Records from a data source:
================================
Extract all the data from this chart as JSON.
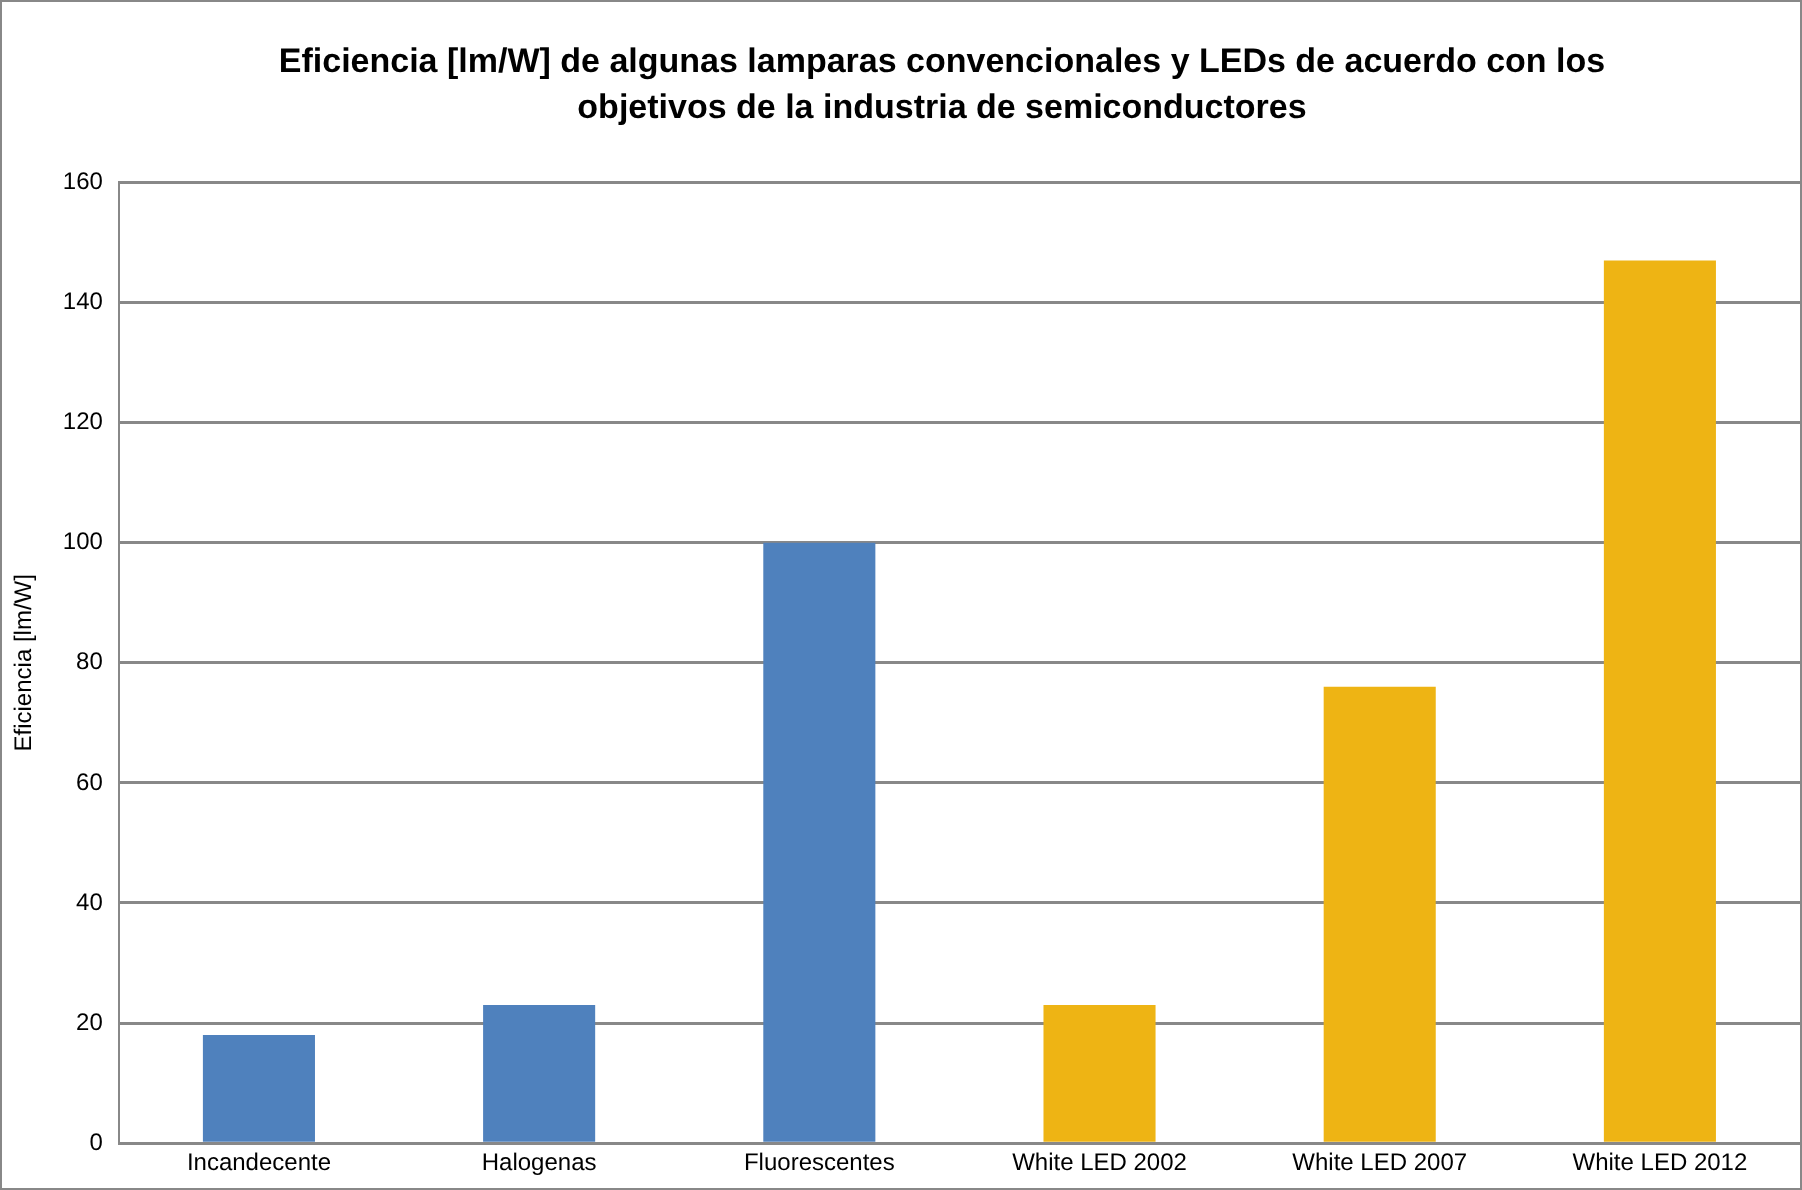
{
  "chart_data": {
    "type": "bar",
    "title": "Eficiencia [lm/W] de algunas lamparas convencionales y LEDs de acuerdo con los objetivos de la industria de semiconductores",
    "ylabel": "Eficiencia [lm/W]",
    "categories": [
      "Incandecente",
      "Halogenas",
      "Fluorescentes",
      "White LED 2002",
      "White LED 2007",
      "White LED 2012"
    ],
    "values": [
      18,
      23,
      100,
      23,
      76,
      147
    ],
    "colors": [
      "#4f81bd",
      "#4f81bd",
      "#4f81bd",
      "#eeb414",
      "#eeb414",
      "#eeb414"
    ],
    "ylim": [
      0,
      160
    ],
    "yticks": [
      0,
      20,
      40,
      60,
      80,
      100,
      120,
      140,
      160
    ],
    "grid": "y",
    "legend": false
  }
}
================================
**TASK**.
Copy the material exactly. Do not include the pictures.

**THE COMPLETED TASK**.
Extract all the data from this chart as JSON.
{
  "chart_data": {
    "type": "bar",
    "title": "Eficiencia [lm/W] de algunas lamparas convencionales y LEDs de acuerdo con los objetivos de la industria de semiconductores",
    "ylabel": "Eficiencia [lm/W]",
    "categories": [
      "Incandecente",
      "Halogenas",
      "Fluorescentes",
      "White LED 2002",
      "White LED 2007",
      "White LED 2012"
    ],
    "values": [
      18,
      23,
      100,
      23,
      76,
      147
    ],
    "colors": [
      "#4f81bd",
      "#4f81bd",
      "#4f81bd",
      "#eeb414",
      "#eeb414",
      "#eeb414"
    ],
    "ylim": [
      0,
      160
    ],
    "yticks": [
      0,
      20,
      40,
      60,
      80,
      100,
      120,
      140,
      160
    ],
    "grid": "y",
    "legend": false
  }
}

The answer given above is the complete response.